DIRECTIONS
All of the data should be output character for character, except the pictures.
## Begin
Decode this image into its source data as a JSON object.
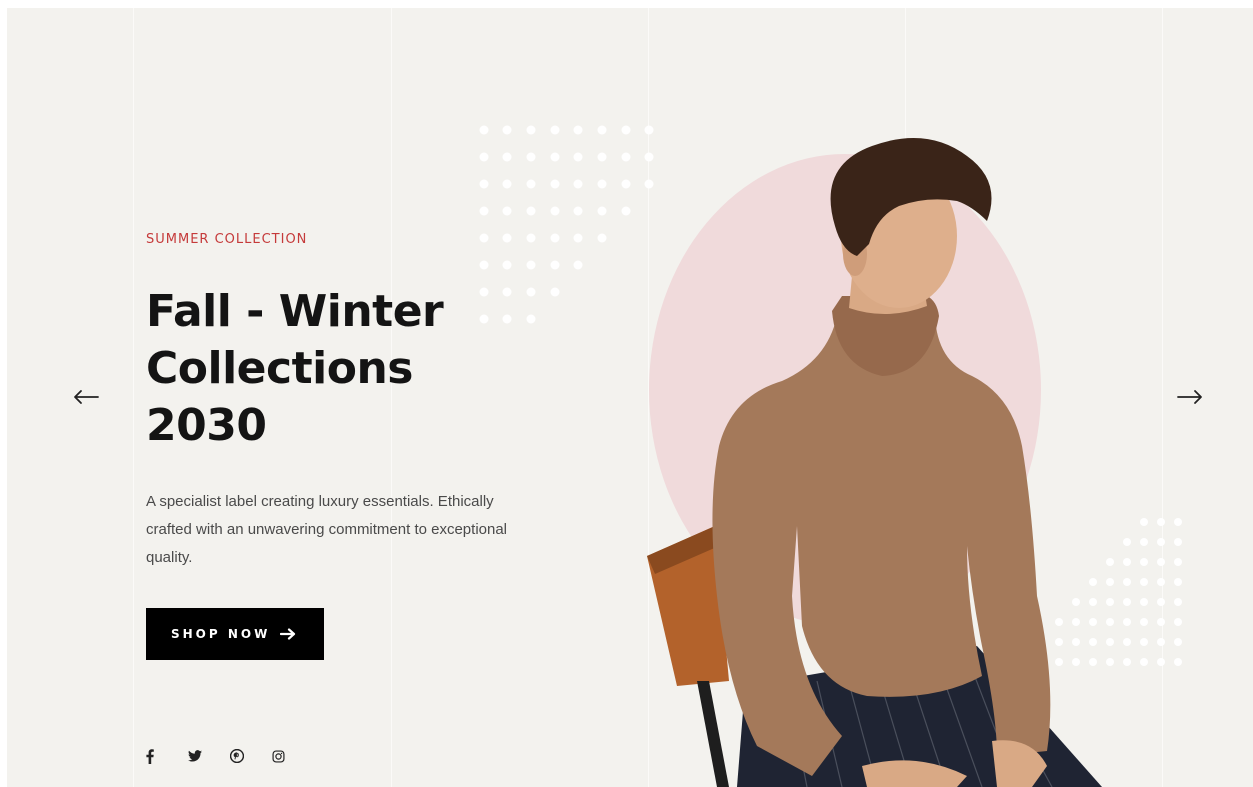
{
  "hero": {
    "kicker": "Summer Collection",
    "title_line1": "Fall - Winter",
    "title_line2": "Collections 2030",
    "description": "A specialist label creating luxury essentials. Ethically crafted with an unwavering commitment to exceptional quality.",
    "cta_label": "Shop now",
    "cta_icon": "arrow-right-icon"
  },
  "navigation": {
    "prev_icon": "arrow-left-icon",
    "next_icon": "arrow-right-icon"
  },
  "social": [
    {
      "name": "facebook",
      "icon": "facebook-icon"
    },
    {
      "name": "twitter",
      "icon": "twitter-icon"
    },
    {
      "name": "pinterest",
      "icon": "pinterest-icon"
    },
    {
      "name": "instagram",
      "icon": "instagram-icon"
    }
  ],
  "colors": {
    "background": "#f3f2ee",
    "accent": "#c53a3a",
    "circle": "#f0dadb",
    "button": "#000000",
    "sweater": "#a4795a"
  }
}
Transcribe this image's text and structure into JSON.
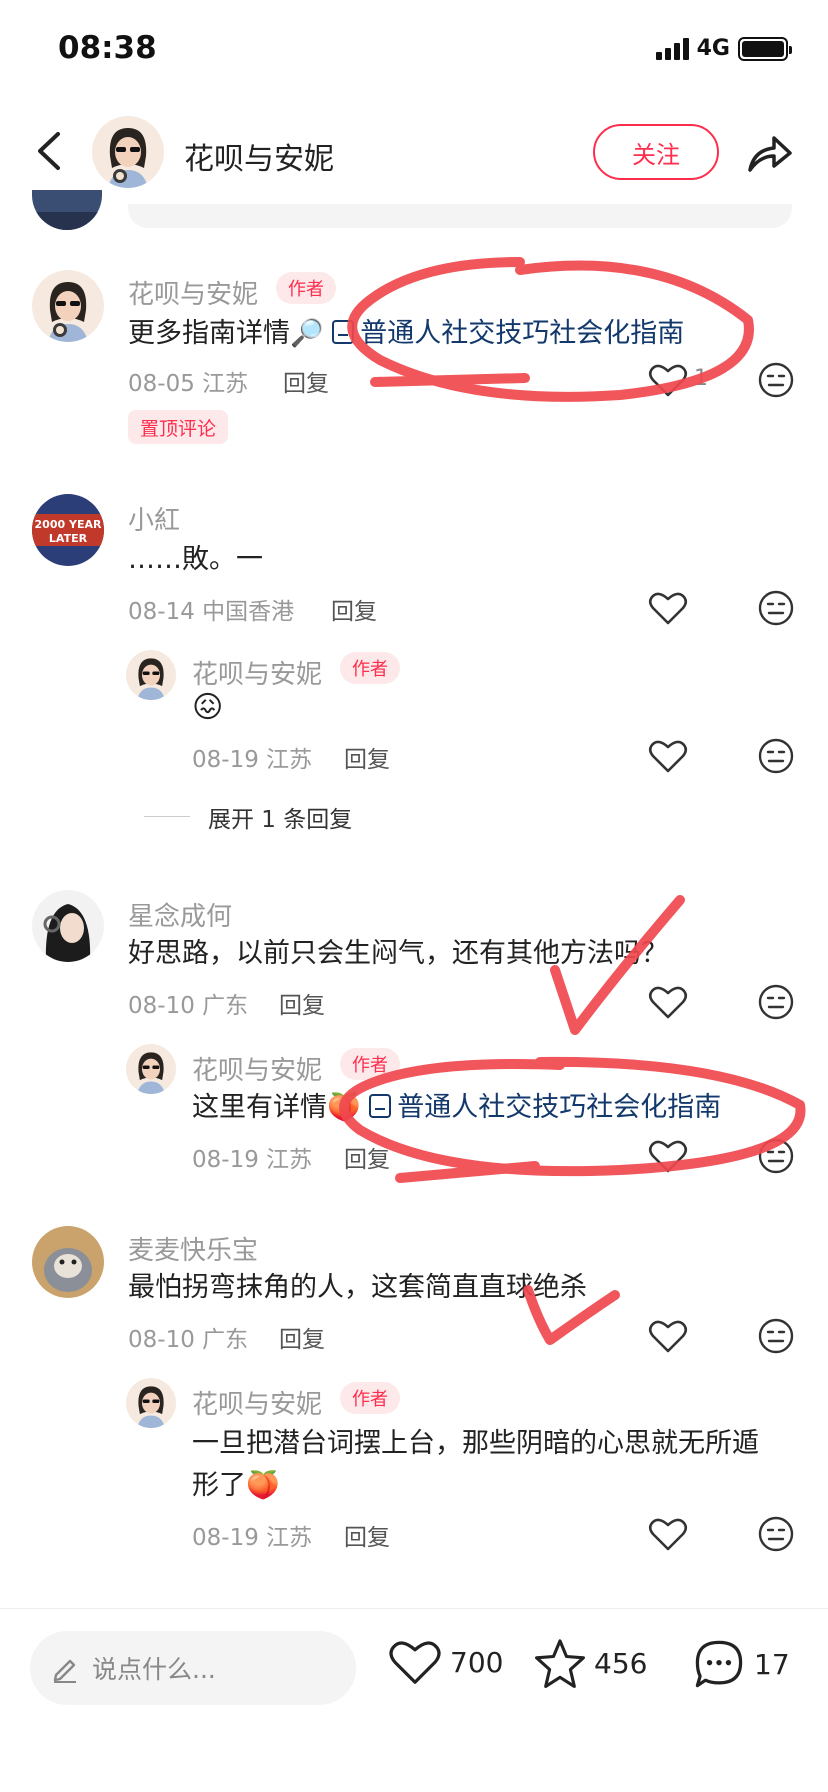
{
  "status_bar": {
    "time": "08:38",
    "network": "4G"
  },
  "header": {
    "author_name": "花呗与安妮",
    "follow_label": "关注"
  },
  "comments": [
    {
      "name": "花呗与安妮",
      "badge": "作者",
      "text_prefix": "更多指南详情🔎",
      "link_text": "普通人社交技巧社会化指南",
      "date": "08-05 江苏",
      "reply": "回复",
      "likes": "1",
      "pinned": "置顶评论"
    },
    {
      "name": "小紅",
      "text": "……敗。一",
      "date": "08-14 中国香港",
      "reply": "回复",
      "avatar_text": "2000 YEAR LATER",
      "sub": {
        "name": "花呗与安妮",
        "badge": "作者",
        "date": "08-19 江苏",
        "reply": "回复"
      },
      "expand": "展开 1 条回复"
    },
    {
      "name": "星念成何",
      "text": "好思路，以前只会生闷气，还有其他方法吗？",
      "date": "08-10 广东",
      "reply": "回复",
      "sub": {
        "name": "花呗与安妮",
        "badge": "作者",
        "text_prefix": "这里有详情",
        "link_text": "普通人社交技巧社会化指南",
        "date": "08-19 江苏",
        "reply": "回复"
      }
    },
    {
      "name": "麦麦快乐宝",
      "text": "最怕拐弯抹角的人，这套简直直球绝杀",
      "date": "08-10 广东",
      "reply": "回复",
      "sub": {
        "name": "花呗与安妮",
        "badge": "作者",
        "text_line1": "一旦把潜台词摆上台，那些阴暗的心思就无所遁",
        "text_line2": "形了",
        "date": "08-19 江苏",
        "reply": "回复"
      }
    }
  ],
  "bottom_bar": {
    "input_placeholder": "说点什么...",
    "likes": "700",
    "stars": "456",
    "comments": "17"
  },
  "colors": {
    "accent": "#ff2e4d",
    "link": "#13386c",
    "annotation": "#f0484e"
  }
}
## End
WRITTEN REPLY
Decode this image into its source data as a JSON object.
{
  "hero": {
    "kicker": "Summer Collection",
    "title_line1": "Fall - Winter",
    "title_line2": "Collections 2030",
    "description": "A specialist label creating luxury essentials. Ethically crafted with an unwavering commitment to exceptional quality.",
    "cta_label": "Shop now",
    "cta_icon": "arrow-right-icon"
  },
  "navigation": {
    "prev_icon": "arrow-left-icon",
    "next_icon": "arrow-right-icon"
  },
  "social": [
    {
      "name": "facebook",
      "icon": "facebook-icon"
    },
    {
      "name": "twitter",
      "icon": "twitter-icon"
    },
    {
      "name": "pinterest",
      "icon": "pinterest-icon"
    },
    {
      "name": "instagram",
      "icon": "instagram-icon"
    }
  ],
  "colors": {
    "background": "#f3f2ee",
    "accent": "#c53a3a",
    "circle": "#f0dadb",
    "button": "#000000",
    "sweater": "#a4795a"
  }
}
Transcribe this image's text and structure into JSON.
{
  "status_bar": {
    "time": "08:38",
    "network": "4G"
  },
  "header": {
    "author_name": "花呗与安妮",
    "follow_label": "关注"
  },
  "comments": [
    {
      "name": "花呗与安妮",
      "badge": "作者",
      "text_prefix": "更多指南详情🔎",
      "link_text": "普通人社交技巧社会化指南",
      "date": "08-05 江苏",
      "reply": "回复",
      "likes": "1",
      "pinned": "置顶评论"
    },
    {
      "name": "小紅",
      "text": "……敗。一",
      "date": "08-14 中国香港",
      "reply": "回复",
      "avatar_text": "2000 YEAR LATER",
      "sub": {
        "name": "花呗与安妮",
        "badge": "作者",
        "date": "08-19 江苏",
        "reply": "回复"
      },
      "expand": "展开 1 条回复"
    },
    {
      "name": "星念成何",
      "text": "好思路，以前只会生闷气，还有其他方法吗？",
      "date": "08-10 广东",
      "reply": "回复",
      "sub": {
        "name": "花呗与安妮",
        "badge": "作者",
        "text_prefix": "这里有详情",
        "link_text": "普通人社交技巧社会化指南",
        "date": "08-19 江苏",
        "reply": "回复"
      }
    },
    {
      "name": "麦麦快乐宝",
      "text": "最怕拐弯抹角的人，这套简直直球绝杀",
      "date": "08-10 广东",
      "reply": "回复",
      "sub": {
        "name": "花呗与安妮",
        "badge": "作者",
        "text_line1": "一旦把潜台词摆上台，那些阴暗的心思就无所遁",
        "text_line2": "形了",
        "date": "08-19 江苏",
        "reply": "回复"
      }
    }
  ],
  "bottom_bar": {
    "input_placeholder": "说点什么...",
    "likes": "700",
    "stars": "456",
    "comments": "17"
  },
  "colors": {
    "accent": "#ff2e4d",
    "link": "#13386c",
    "annotation": "#f0484e"
  }
}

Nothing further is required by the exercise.